* start SUPPLIED ENTRIES *

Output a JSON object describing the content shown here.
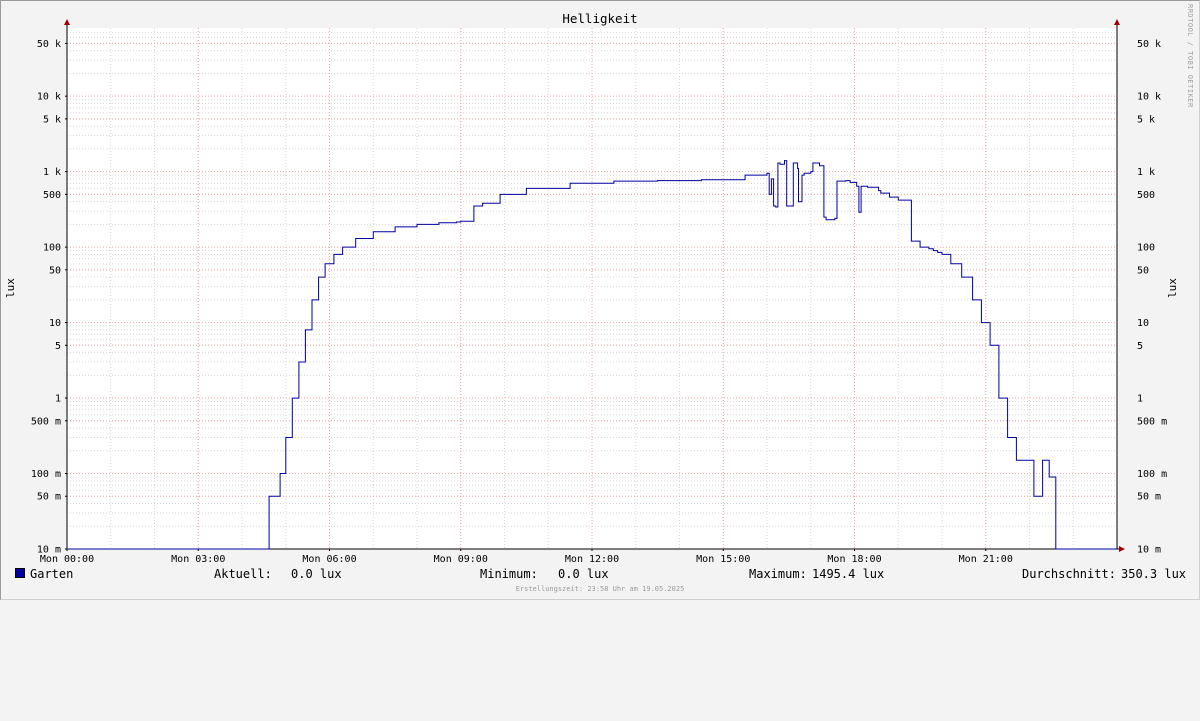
{
  "watermark": "RRDTOOL / TOBI OETIKER",
  "footer": "Erstellungszeit: 23:58 Uhr am 19.05.2025",
  "legend": {
    "series_name": "Garten",
    "series_color": "#0000a0",
    "current_label": "Aktuell:",
    "current_value": "0.0 lux",
    "min_label": "Minimum:",
    "min_value": "0.0 lux",
    "max_label": "Maximum:",
    "max_value": "1495.4 lux",
    "avg_label": "Durchschnitt:",
    "avg_value": "350.3 lux"
  },
  "chart_data": {
    "type": "line",
    "title": "Helligkeit",
    "xlabel": "",
    "ylabel": "lux",
    "y_scale": "log",
    "ylim": [
      0.01,
      80000
    ],
    "xlim": [
      0,
      24
    ],
    "x_ticks": [
      {
        "value": 0,
        "label": "Mon 00:00"
      },
      {
        "value": 3,
        "label": "Mon 03:00"
      },
      {
        "value": 6,
        "label": "Mon 06:00"
      },
      {
        "value": 9,
        "label": "Mon 09:00"
      },
      {
        "value": 12,
        "label": "Mon 12:00"
      },
      {
        "value": 15,
        "label": "Mon 15:00"
      },
      {
        "value": 18,
        "label": "Mon 18:00"
      },
      {
        "value": 21,
        "label": "Mon 21:00"
      }
    ],
    "y_ticks": [
      {
        "value": 0.01,
        "label": "10 m"
      },
      {
        "value": 0.05,
        "label": "50 m"
      },
      {
        "value": 0.1,
        "label": "100 m"
      },
      {
        "value": 0.5,
        "label": "500 m"
      },
      {
        "value": 1,
        "label": "1"
      },
      {
        "value": 5,
        "label": "5"
      },
      {
        "value": 10,
        "label": "10"
      },
      {
        "value": 50,
        "label": "50"
      },
      {
        "value": 100,
        "label": "100"
      },
      {
        "value": 500,
        "label": "500"
      },
      {
        "value": 1000,
        "label": "1 k"
      },
      {
        "value": 5000,
        "label": "5 k"
      },
      {
        "value": 10000,
        "label": "10 k"
      },
      {
        "value": 50000,
        "label": "50 k"
      }
    ],
    "grid": true,
    "series": [
      {
        "name": "Garten",
        "color": "#0000a0",
        "x": [
          0,
          4.6,
          4.62,
          4.85,
          4.87,
          5.0,
          5.15,
          5.3,
          5.45,
          5.6,
          5.75,
          5.9,
          6.1,
          6.3,
          6.6,
          7.0,
          7.5,
          8.0,
          8.5,
          8.9,
          9.0,
          9.3,
          9.5,
          9.9,
          10.5,
          11.5,
          12.5,
          13.5,
          14.5,
          15.5,
          16.0,
          16.05,
          16.1,
          16.15,
          16.2,
          16.25,
          16.3,
          16.4,
          16.45,
          16.6,
          16.7,
          16.72,
          16.8,
          16.85,
          17.0,
          17.05,
          17.2,
          17.3,
          17.35,
          17.55,
          17.6,
          17.8,
          17.9,
          18.05,
          18.1,
          18.15,
          18.3,
          18.55,
          18.6,
          18.8,
          19.0,
          19.3,
          19.5,
          19.7,
          19.8,
          19.9,
          20.0,
          20.2,
          20.45,
          20.7,
          20.9,
          21.1,
          21.3,
          21.5,
          21.7,
          21.9,
          22.1,
          22.2,
          22.3,
          22.42,
          22.45,
          22.55,
          22.6,
          22.62,
          22.75,
          22.77,
          22.85,
          22.88,
          22.9,
          24
        ],
        "values": [
          0.01,
          0.01,
          0.05,
          0.05,
          0.1,
          0.3,
          1,
          3,
          8,
          20,
          40,
          60,
          80,
          100,
          130,
          160,
          185,
          200,
          210,
          215,
          220,
          350,
          380,
          500,
          600,
          700,
          750,
          760,
          780,
          900,
          950,
          500,
          800,
          350,
          340,
          1300,
          1250,
          1400,
          350,
          1300,
          1100,
          400,
          900,
          950,
          1000,
          1300,
          1200,
          250,
          230,
          240,
          750,
          760,
          720,
          640,
          290,
          640,
          620,
          560,
          520,
          460,
          420,
          120,
          100,
          95,
          90,
          85,
          80,
          60,
          40,
          20,
          10,
          5,
          1,
          0.3,
          0.15,
          0.15,
          0.05,
          0.05,
          0.15,
          0.15,
          0.09,
          0.09,
          0.01,
          0.01,
          0.01,
          0.01,
          0.01,
          0.01,
          0.01,
          0.01
        ]
      }
    ]
  }
}
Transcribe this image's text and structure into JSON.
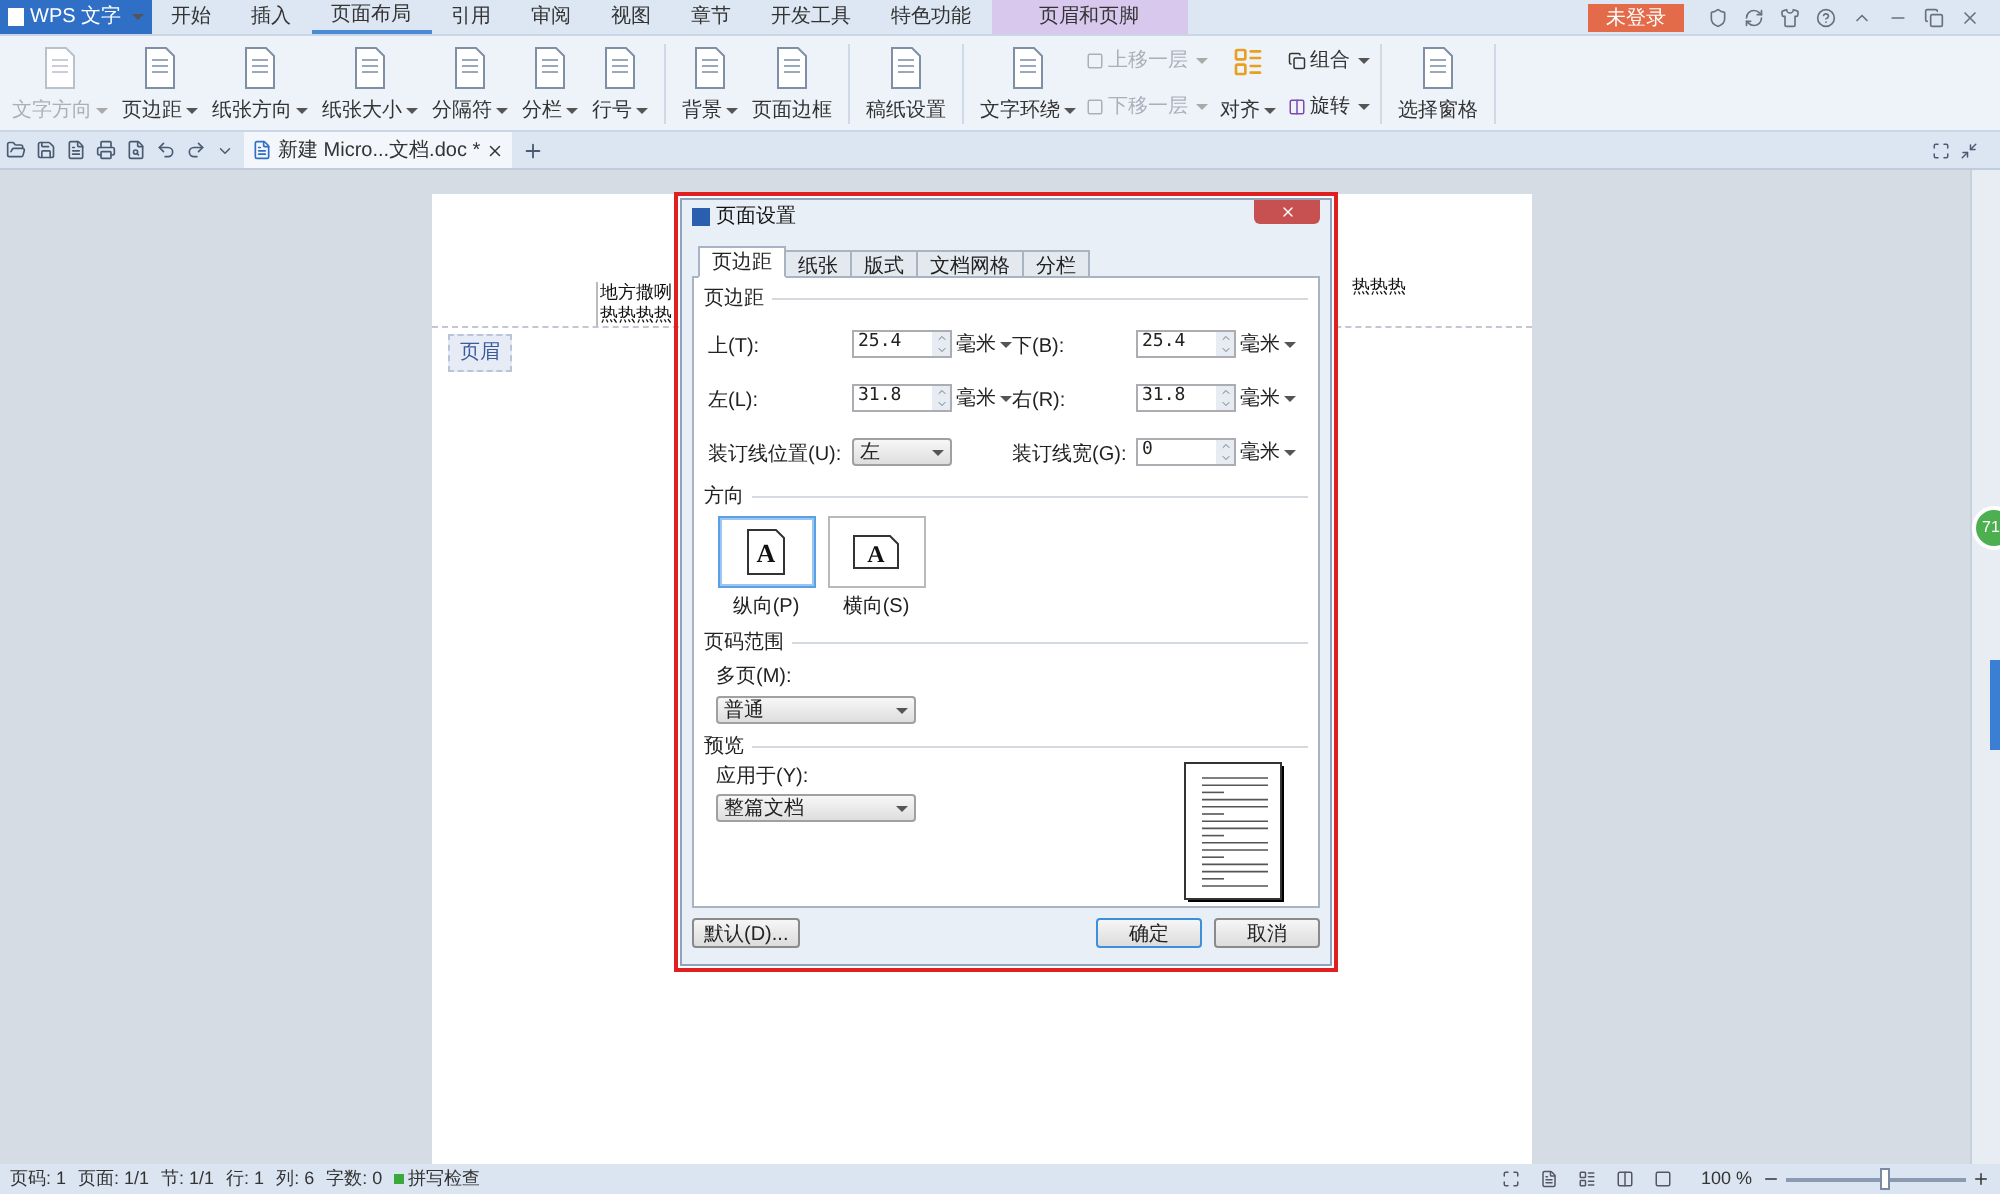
{
  "app": {
    "logo": "WPS 文字",
    "login": "未登录"
  },
  "menu_tabs": [
    {
      "label": "开始",
      "selected": false,
      "kind": "normal"
    },
    {
      "label": "插入",
      "selected": false,
      "kind": "normal"
    },
    {
      "label": "页面布局",
      "selected": true,
      "kind": "normal"
    },
    {
      "label": "引用",
      "selected": false,
      "kind": "normal"
    },
    {
      "label": "审阅",
      "selected": false,
      "kind": "normal"
    },
    {
      "label": "视图",
      "selected": false,
      "kind": "normal"
    },
    {
      "label": "章节",
      "selected": false,
      "kind": "normal"
    },
    {
      "label": "开发工具",
      "selected": false,
      "kind": "normal"
    },
    {
      "label": "特色功能",
      "selected": false,
      "kind": "normal"
    },
    {
      "label": "页眉和页脚",
      "selected": false,
      "kind": "contextual"
    }
  ],
  "ribbon_groups": [
    [
      {
        "label": "文字方向",
        "disabled": true,
        "dropdown": true
      },
      {
        "label": "页边距",
        "disabled": false,
        "dropdown": true
      },
      {
        "label": "纸张方向",
        "disabled": false,
        "dropdown": true
      },
      {
        "label": "纸张大小",
        "disabled": false,
        "dropdown": true
      },
      {
        "label": "分隔符",
        "disabled": false,
        "dropdown": true
      },
      {
        "label": "分栏",
        "disabled": false,
        "dropdown": true
      },
      {
        "label": "行号",
        "disabled": false,
        "dropdown": true
      }
    ],
    [
      {
        "label": "背景",
        "disabled": false,
        "dropdown": true
      },
      {
        "label": "页面边框",
        "disabled": false,
        "dropdown": false
      }
    ],
    [
      {
        "label": "稿纸设置",
        "disabled": false,
        "dropdown": false
      }
    ],
    [
      {
        "label": "文字环绕",
        "disabled": false,
        "dropdown": true
      }
    ],
    [
      {
        "label": "选择窗格",
        "disabled": false,
        "dropdown": false
      }
    ]
  ],
  "arrange": {
    "layer_buttons": [
      {
        "label": "上移一层",
        "disabled": true
      },
      {
        "label": "下移一层",
        "disabled": true
      }
    ],
    "align": "对齐",
    "group": "组合",
    "rotate": "旋转"
  },
  "doc_tab": "新建 Micro...文档.doc *",
  "document": {
    "header_box_lines": [
      "地方撒咧",
      "热热热热"
    ],
    "header_right": "热热热",
    "header_label": "页眉"
  },
  "floating_badge": "71",
  "dialog": {
    "title": "页面设置",
    "tabs": [
      {
        "label": "页边距",
        "selected": true
      },
      {
        "label": "纸张",
        "selected": false
      },
      {
        "label": "版式",
        "selected": false
      },
      {
        "label": "文档网格",
        "selected": false
      },
      {
        "label": "分栏",
        "selected": false
      }
    ],
    "margins_title": "页边距",
    "margin_rows": [
      [
        {
          "label": "上(T):",
          "value": "25.4",
          "unit": "毫米",
          "kind": "spin"
        },
        {
          "label": "下(B):",
          "value": "25.4",
          "unit": "毫米",
          "kind": "spin"
        }
      ],
      [
        {
          "label": "左(L):",
          "value": "31.8",
          "unit": "毫米",
          "kind": "spin"
        },
        {
          "label": "右(R):",
          "value": "31.8",
          "unit": "毫米",
          "kind": "spin"
        }
      ],
      [
        {
          "label": "装订线位置(U):",
          "value": "左",
          "kind": "select"
        },
        {
          "label": "装订线宽(G):",
          "value": "0",
          "unit": "毫米",
          "kind": "spin"
        }
      ]
    ],
    "orientation_title": "方向",
    "orientations": [
      {
        "label": "纵向(P)",
        "glyph": "A",
        "selected": true,
        "kind": "portrait"
      },
      {
        "label": "横向(S)",
        "glyph": "A",
        "selected": false,
        "kind": "landscape"
      }
    ],
    "page_range_title": "页码范围",
    "multiple_pages": {
      "label": "多页(M):",
      "value": "普通"
    },
    "preview_title": "预览",
    "apply_to": {
      "label": "应用于(Y):",
      "value": "整篇文档"
    },
    "buttons": [
      {
        "label": "默认(D)...",
        "kind": "default"
      },
      {
        "label": "确定",
        "kind": "primary"
      },
      {
        "label": "取消",
        "kind": "cancel"
      }
    ]
  },
  "status_bar": {
    "items": [
      "页码: 1",
      "页面: 1/1",
      "节: 1/1",
      "行: 1",
      "列: 6",
      "字数: 0"
    ],
    "spell_check": "拼写检查",
    "zoom": "100 %",
    "level": 0.55
  }
}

* end SUPPLIED ENTRIES *

-- DO THIS --
Find every line that has "JSON" in it, then return those lines.

-- RESPONSE TO THE EXERCISE --
Output a JSON object describing the content shown here.
Transcribe this image's text and structure into JSON.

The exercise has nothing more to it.